## Requirement
Copy nothing but the text: reproduce each line of the listing exactly and leave the pictures out.

____________

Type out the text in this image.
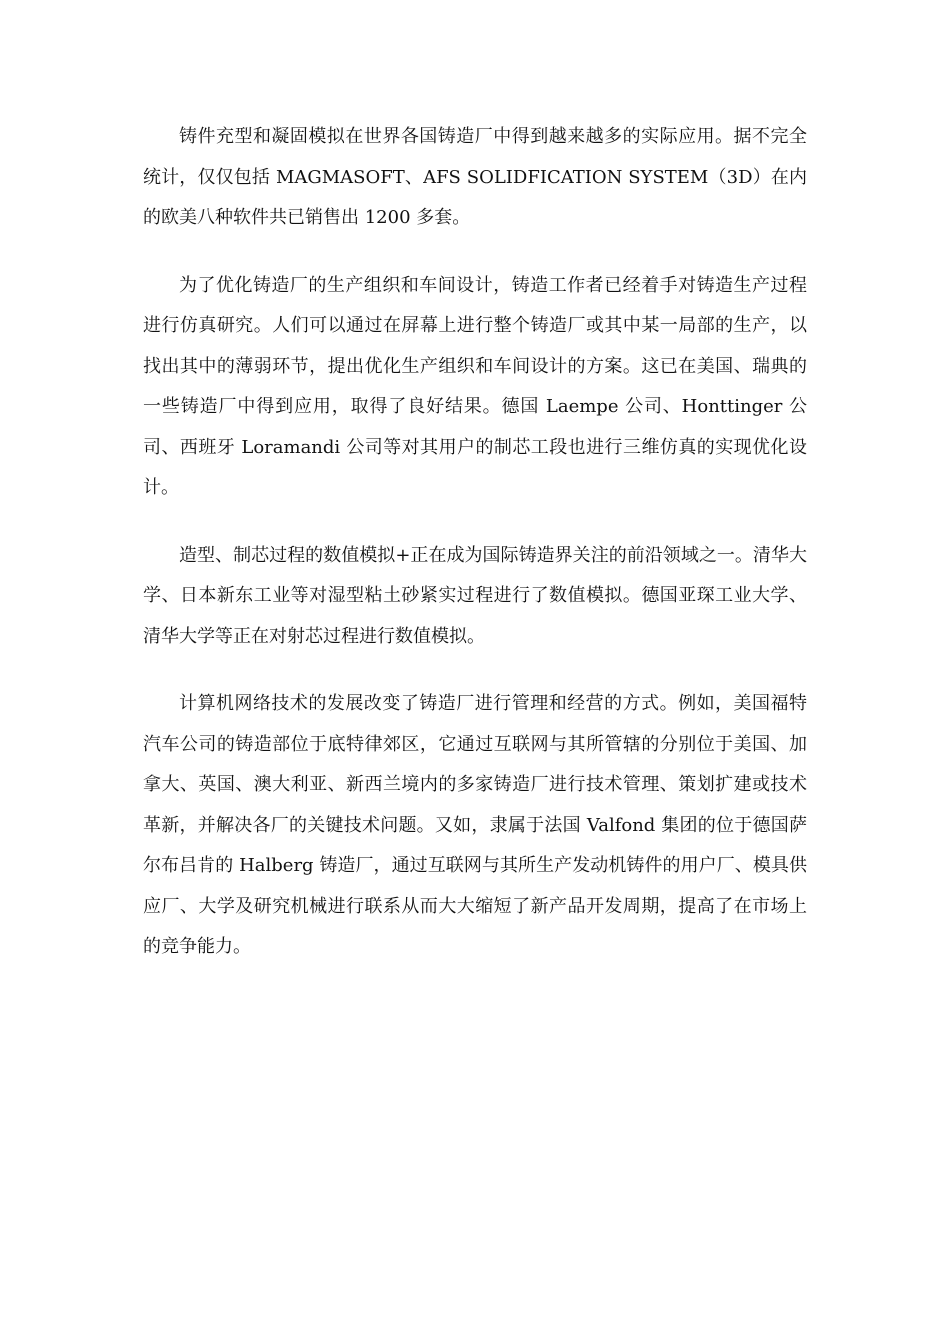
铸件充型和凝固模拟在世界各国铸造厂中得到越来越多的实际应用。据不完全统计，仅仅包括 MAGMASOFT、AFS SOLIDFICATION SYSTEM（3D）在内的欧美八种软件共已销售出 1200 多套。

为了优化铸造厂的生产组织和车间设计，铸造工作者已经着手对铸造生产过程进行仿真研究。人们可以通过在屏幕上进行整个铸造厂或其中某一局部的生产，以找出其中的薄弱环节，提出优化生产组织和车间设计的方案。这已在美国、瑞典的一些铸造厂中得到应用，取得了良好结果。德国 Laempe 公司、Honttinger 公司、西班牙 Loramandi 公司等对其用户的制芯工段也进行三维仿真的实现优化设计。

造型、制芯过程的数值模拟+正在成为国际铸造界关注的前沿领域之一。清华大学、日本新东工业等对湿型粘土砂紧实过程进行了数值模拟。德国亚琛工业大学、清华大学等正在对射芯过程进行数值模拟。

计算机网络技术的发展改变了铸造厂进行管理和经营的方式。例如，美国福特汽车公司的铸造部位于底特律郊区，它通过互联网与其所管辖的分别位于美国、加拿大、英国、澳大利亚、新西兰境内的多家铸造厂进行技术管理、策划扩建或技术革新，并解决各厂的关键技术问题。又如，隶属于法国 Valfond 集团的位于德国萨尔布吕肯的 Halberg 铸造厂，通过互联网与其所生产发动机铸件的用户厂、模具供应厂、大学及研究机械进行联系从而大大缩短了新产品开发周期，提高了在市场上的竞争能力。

____________

## Expected answer
Type out the text in this image.
铸件充型和凝固模拟在世界各国铸造厂中得到越来越多的实际应用。据不完全统计，仅仅包括 MAGMASOFT、AFS SOLIDFICATION SYSTEM（3D）在内的欧美八种软件共已销售出 1200 多套。

为了优化铸造厂的生产组织和车间设计，铸造工作者已经着手对铸造生产过程进行仿真研究。人们可以通过在屏幕上进行整个铸造厂或其中某一局部的生产，以找出其中的薄弱环节，提出优化生产组织和车间设计的方案。这已在美国、瑞典的一些铸造厂中得到应用，取得了良好结果。德国 Laempe 公司、Honttinger 公司、西班牙 Loramandi 公司等对其用户的制芯工段也进行三维仿真的实现优化设计。

造型、制芯过程的数值模拟+正在成为国际铸造界关注的前沿领域之一。清华大学、日本新东工业等对湿型粘土砂紧实过程进行了数值模拟。德国亚琛工业大学、清华大学等正在对射芯过程进行数值模拟。

计算机网络技术的发展改变了铸造厂进行管理和经营的方式。例如，美国福特汽车公司的铸造部位于底特律郊区，它通过互联网与其所管辖的分别位于美国、加拿大、英国、澳大利亚、新西兰境内的多家铸造厂进行技术管理、策划扩建或技术革新，并解决各厂的关键技术问题。又如，隶属于法国 Valfond 集团的位于德国萨尔布吕肯的 Halberg 铸造厂，通过互联网与其所生产发动机铸件的用户厂、模具供应厂、大学及研究机械进行联系从而大大缩短了新产品开发周期，提高了在市场上的竞争能力。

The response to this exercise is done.